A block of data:
'''
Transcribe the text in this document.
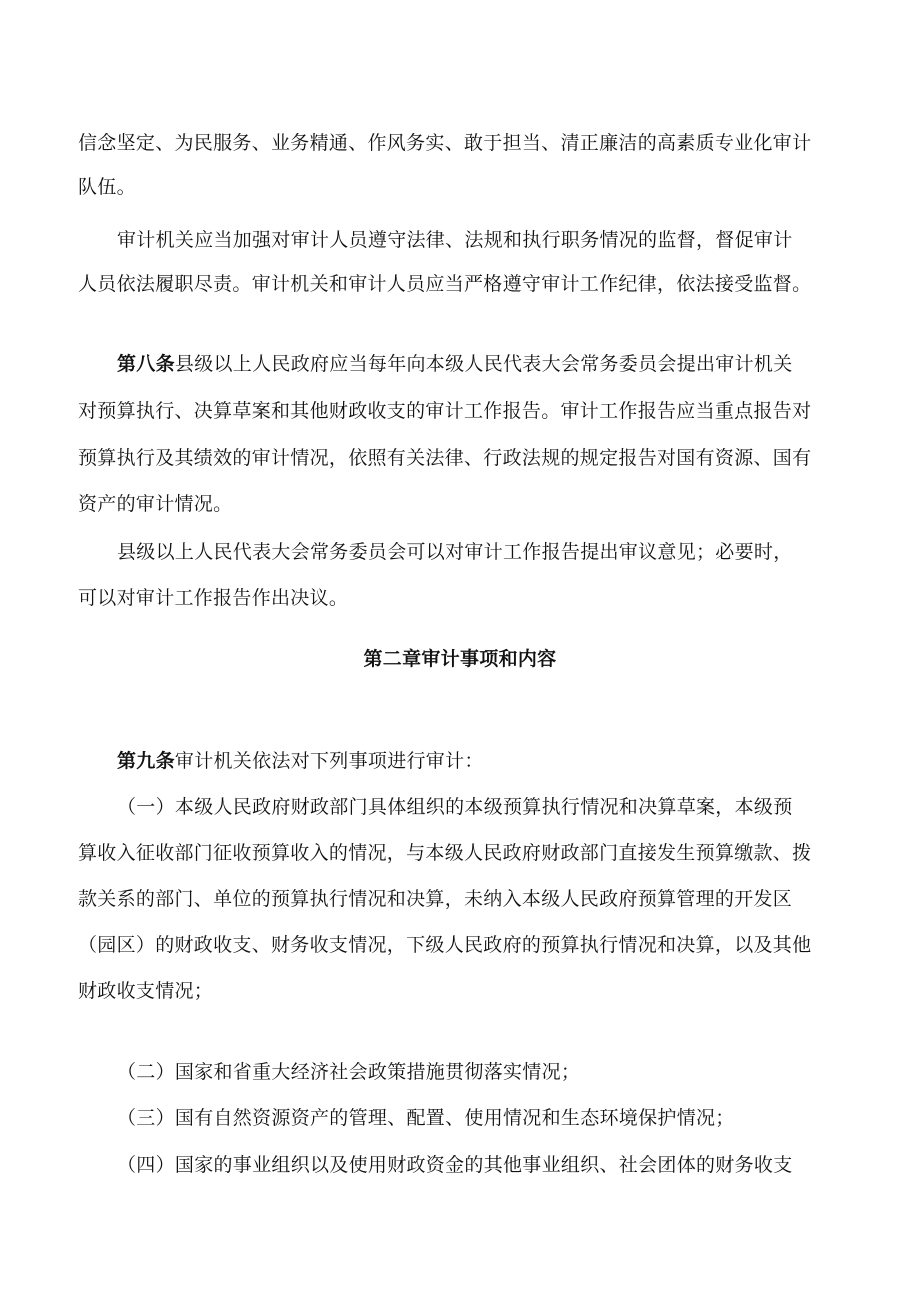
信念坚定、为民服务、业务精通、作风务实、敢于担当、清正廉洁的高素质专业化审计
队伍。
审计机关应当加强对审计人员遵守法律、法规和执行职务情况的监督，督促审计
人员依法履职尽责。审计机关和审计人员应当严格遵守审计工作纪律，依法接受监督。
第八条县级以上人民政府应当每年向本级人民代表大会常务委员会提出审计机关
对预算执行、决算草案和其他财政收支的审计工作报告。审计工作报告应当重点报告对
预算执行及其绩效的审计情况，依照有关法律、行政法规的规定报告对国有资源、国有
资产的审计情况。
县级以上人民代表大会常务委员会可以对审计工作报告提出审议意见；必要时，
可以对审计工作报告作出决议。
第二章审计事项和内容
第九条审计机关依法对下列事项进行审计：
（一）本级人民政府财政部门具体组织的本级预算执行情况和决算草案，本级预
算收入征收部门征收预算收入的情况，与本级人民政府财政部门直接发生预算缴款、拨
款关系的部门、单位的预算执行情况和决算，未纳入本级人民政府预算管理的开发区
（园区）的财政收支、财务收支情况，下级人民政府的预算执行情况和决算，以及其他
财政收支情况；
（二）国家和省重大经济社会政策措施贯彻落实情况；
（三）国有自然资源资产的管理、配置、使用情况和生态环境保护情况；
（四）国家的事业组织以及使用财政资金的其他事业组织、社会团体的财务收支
'''
TASK:
Your task is an exact transcription of all the data, minus the pictures.

RESULT OF THE EXERCISE:
Transcribe the text in this document.
信念坚定、为民服务、业务精通、作风务实、敢于担当、清正廉洁的高素质专业化审计
队伍。
审计机关应当加强对审计人员遵守法律、法规和执行职务情况的监督，督促审计
人员依法履职尽责。审计机关和审计人员应当严格遵守审计工作纪律，依法接受监督。
第八条县级以上人民政府应当每年向本级人民代表大会常务委员会提出审计机关
对预算执行、决算草案和其他财政收支的审计工作报告。审计工作报告应当重点报告对
预算执行及其绩效的审计情况，依照有关法律、行政法规的规定报告对国有资源、国有
资产的审计情况。
县级以上人民代表大会常务委员会可以对审计工作报告提出审议意见；必要时，
可以对审计工作报告作出决议。
第二章审计事项和内容
第九条审计机关依法对下列事项进行审计：
（一）本级人民政府财政部门具体组织的本级预算执行情况和决算草案，本级预
算收入征收部门征收预算收入的情况，与本级人民政府财政部门直接发生预算缴款、拨
款关系的部门、单位的预算执行情况和决算，未纳入本级人民政府预算管理的开发区
（园区）的财政收支、财务收支情况，下级人民政府的预算执行情况和决算，以及其他
财政收支情况；
（二）国家和省重大经济社会政策措施贯彻落实情况；
（三）国有自然资源资产的管理、配置、使用情况和生态环境保护情况；
（四）国家的事业组织以及使用财政资金的其他事业组织、社会团体的财务收支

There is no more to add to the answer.